>> START INFORMATION GIVEN

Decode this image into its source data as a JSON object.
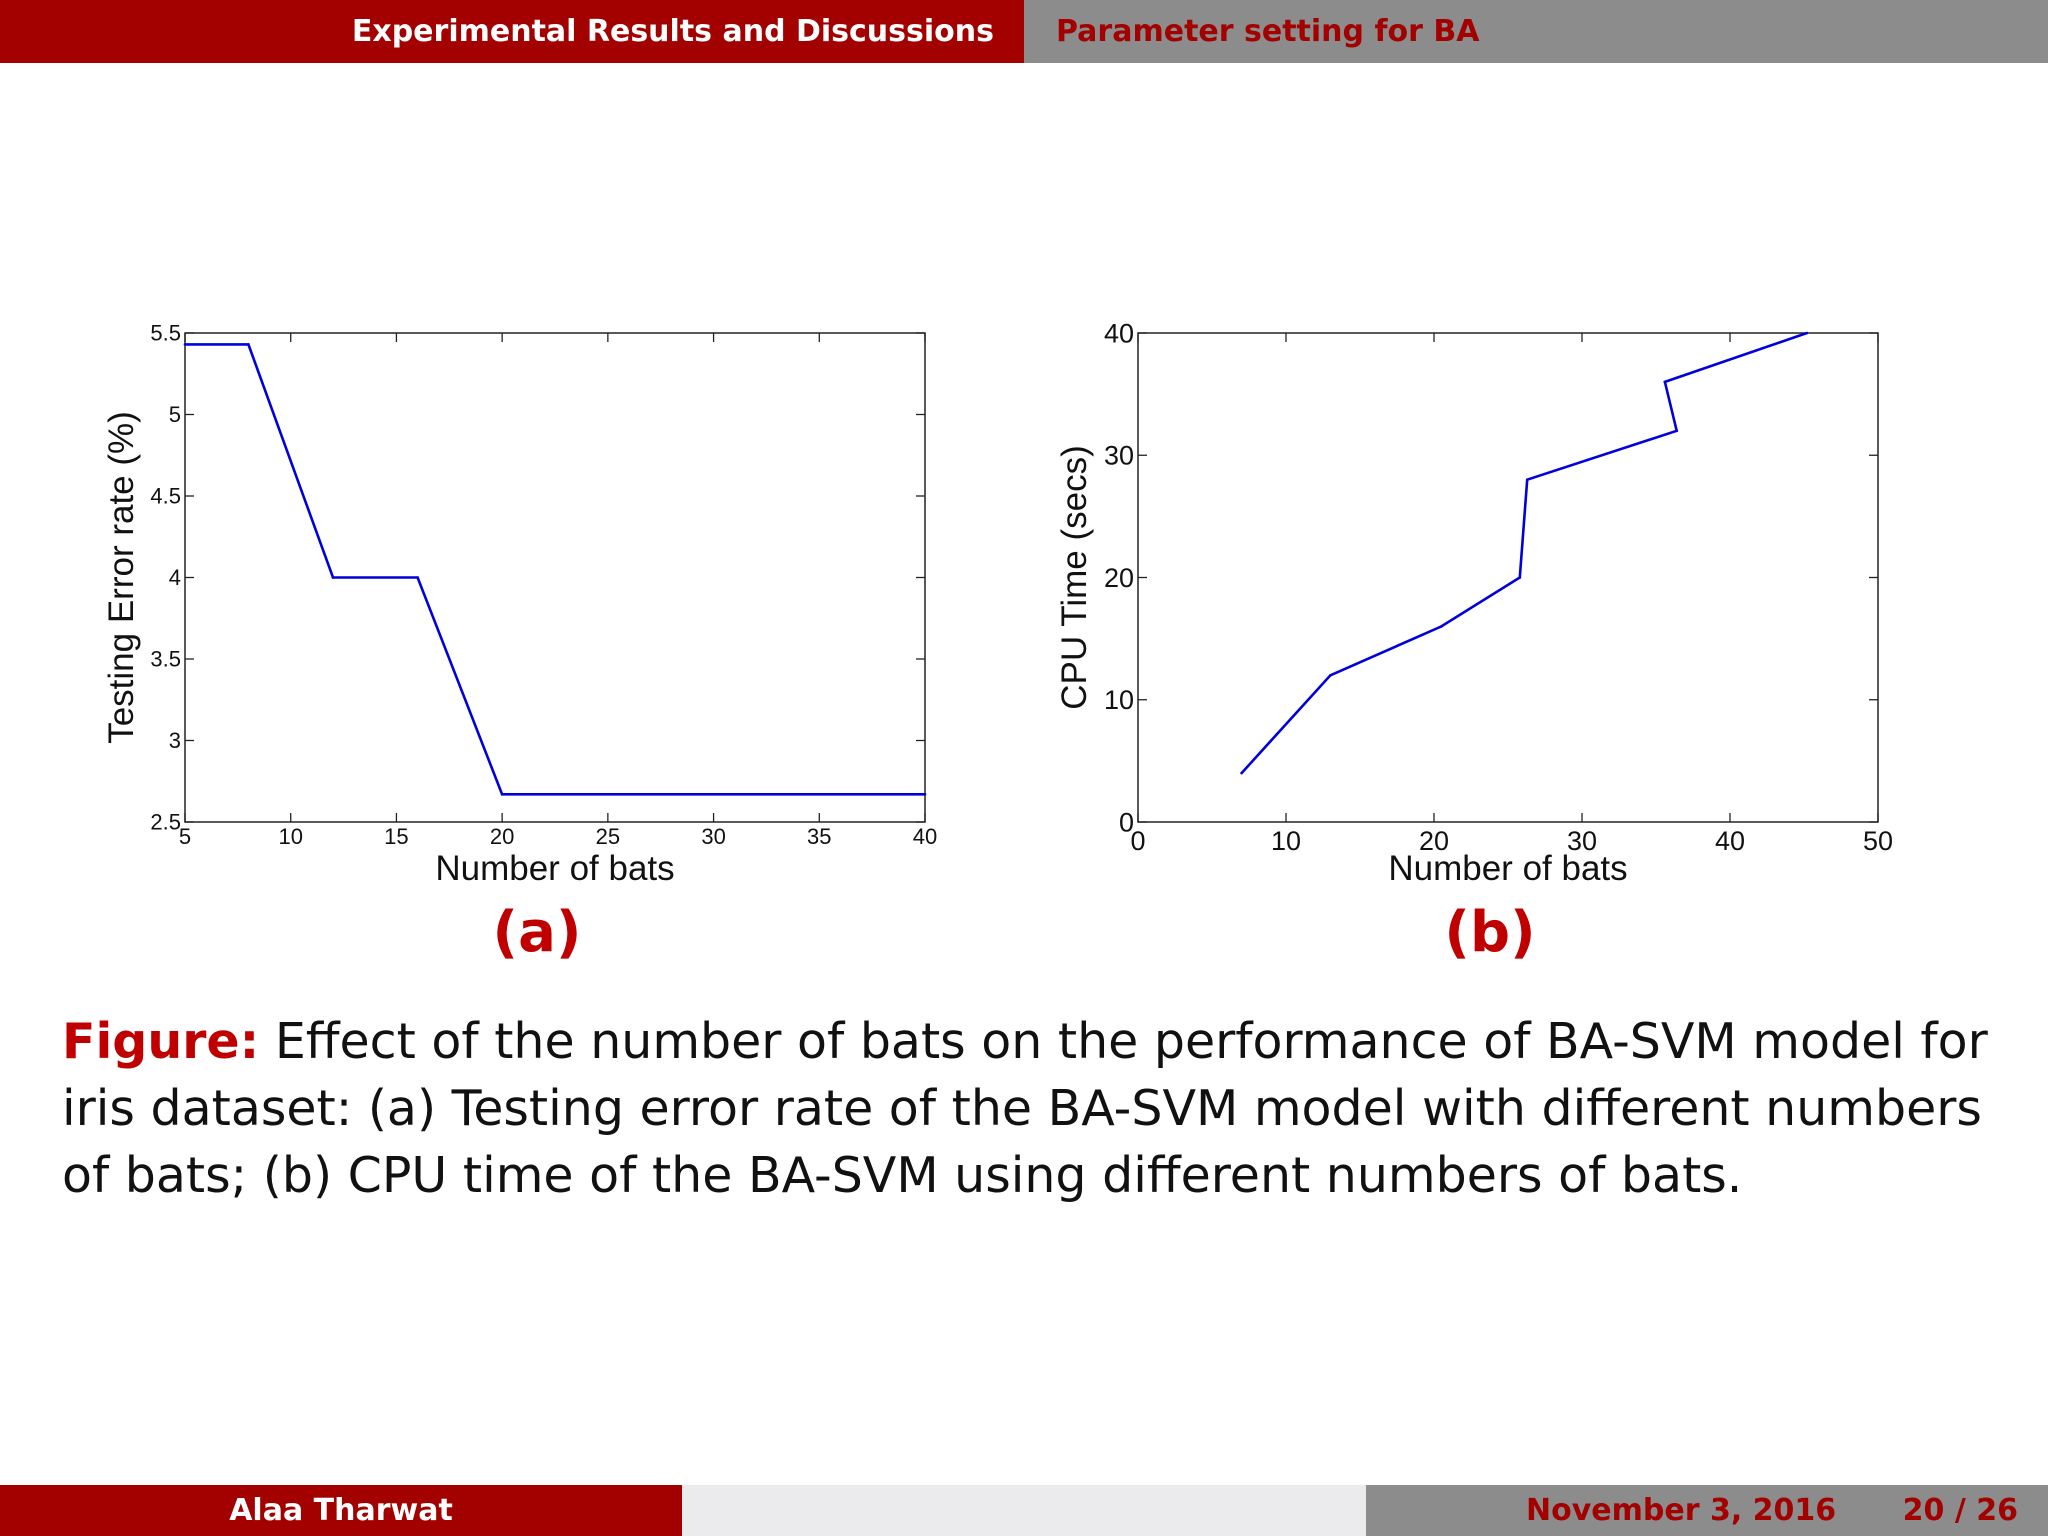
{
  "header": {
    "section": "Experimental Results and Discussions",
    "subsection": "Parameter setting for BA"
  },
  "panels": {
    "a_label": "(a)",
    "b_label": "(b)"
  },
  "caption": {
    "prefix": "Figure:",
    "text": "Effect of the number of bats on the performance of BA-SVM model for iris dataset: (a) Testing error rate of the BA-SVM model with different numbers of bats; (b) CPU time of the BA-SVM using different numbers of bats."
  },
  "footer": {
    "author": "Alaa Tharwat",
    "date": "November 3, 2016",
    "page": "20 / 26"
  },
  "colors": {
    "accent": "#a30000",
    "accent_text": "#c00000",
    "grey_bar": "#8c8c8c",
    "line": "#0000dd"
  },
  "chart_data": [
    {
      "type": "line",
      "xlabel": "Number of bats",
      "ylabel": "Testing Error rate (%)",
      "xlim": [
        5,
        40
      ],
      "ylim": [
        2.5,
        5.5
      ],
      "xticks": [
        5,
        10,
        15,
        20,
        25,
        30,
        35,
        40
      ],
      "yticks": [
        2.5,
        3,
        3.5,
        4,
        4.5,
        5,
        5.5
      ],
      "x": [
        5,
        8,
        12,
        16,
        20,
        40
      ],
      "y": [
        5.43,
        5.43,
        4.0,
        4.0,
        2.67,
        2.67
      ],
      "grid": false
    },
    {
      "type": "line",
      "xlabel": "Number of bats",
      "ylabel": "CPU Time (secs)",
      "xlim": [
        0,
        50
      ],
      "ylim": [
        0,
        40
      ],
      "xticks": [
        0,
        10,
        20,
        30,
        40,
        50
      ],
      "yticks": [
        0,
        10,
        20,
        30,
        40
      ],
      "x": [
        7,
        13,
        20.5,
        25.8,
        26.3,
        36.4,
        35.6,
        45.2
      ],
      "y": [
        4,
        12,
        16,
        20,
        28,
        32,
        36,
        40
      ],
      "grid": false
    }
  ]
}
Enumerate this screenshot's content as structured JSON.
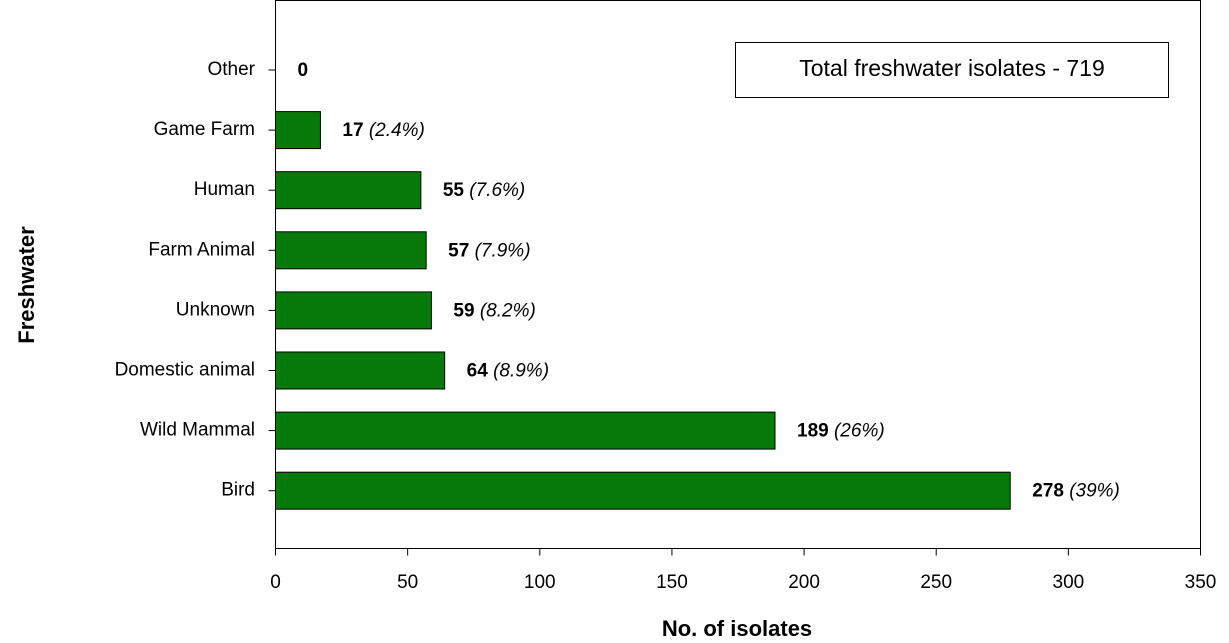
{
  "chart_data": {
    "type": "hbar",
    "annotation": "Total freshwater isolates - 719",
    "x_label": "No. of isolates",
    "y_label": "Freshwater",
    "categories": [
      "Other",
      "Game Farm",
      "Human",
      "Farm Animal",
      "Unknown",
      "Domestic animal",
      "Wild Mammal",
      "Bird"
    ],
    "values": [
      0,
      17,
      55,
      57,
      59,
      64,
      189,
      278
    ],
    "percent_labels": [
      null,
      "(2.4%)",
      "(7.6%)",
      "(7.9%)",
      "(8.2%)",
      "(8.9%)",
      "(26%)",
      "(39%)"
    ],
    "color": "#087a0c",
    "xlim": [
      0,
      350
    ],
    "xticks": [
      0,
      50,
      100,
      150,
      200,
      250,
      300,
      350
    ],
    "grid": false
  }
}
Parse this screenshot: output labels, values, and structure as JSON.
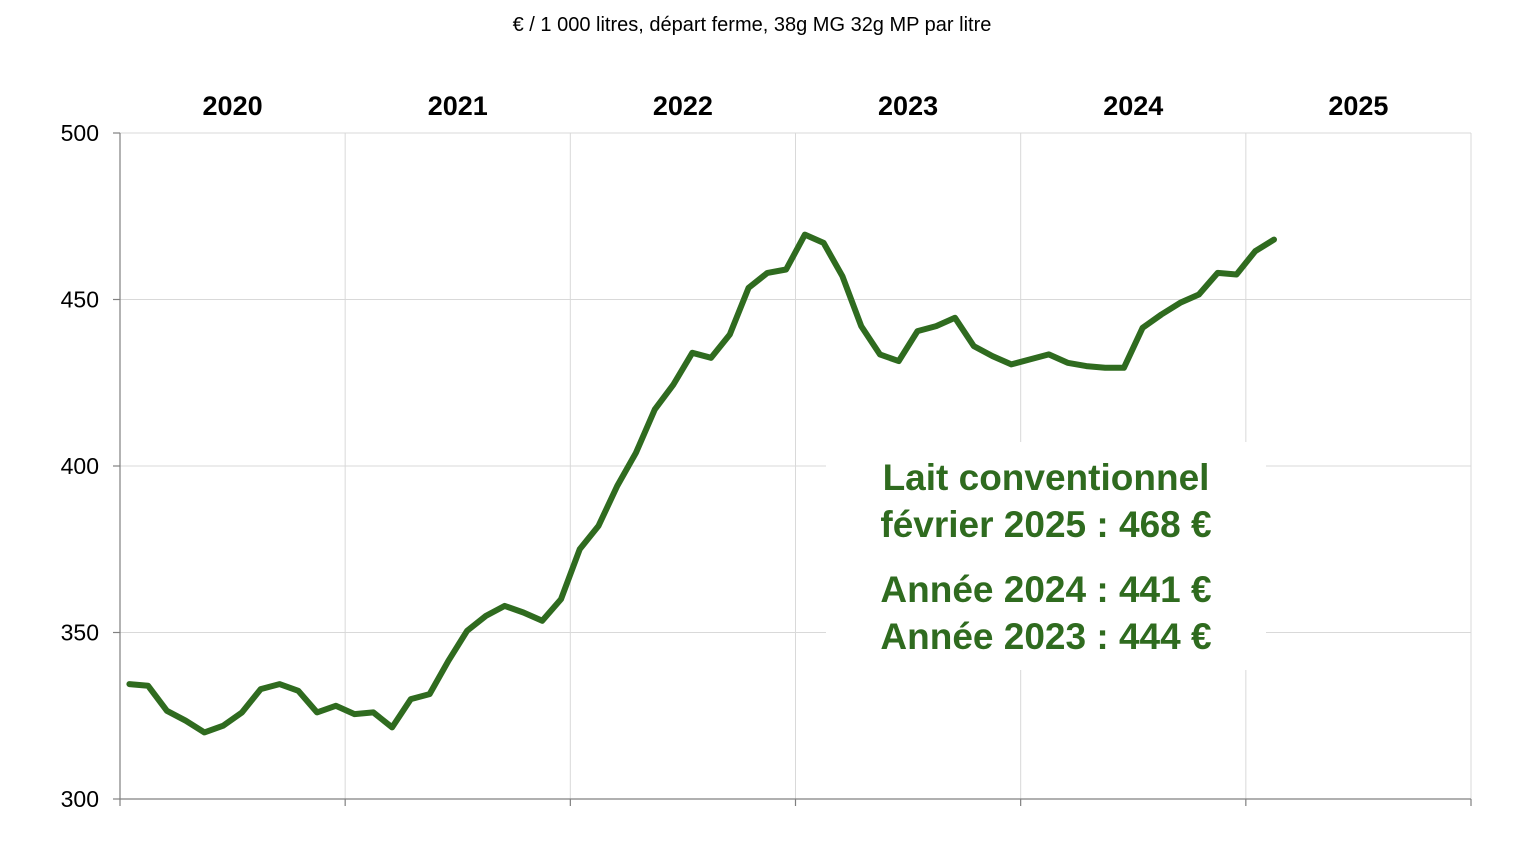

>> END INFORMATION GIVEN

**WRITTEN EXERCISE**
Look through the entries above and list every line containing "isolates".

**ANSWER TO THE PROBLEM**
    "annotation": "Total freshwater isolates - 719",
    "x_label": "No. of isolates",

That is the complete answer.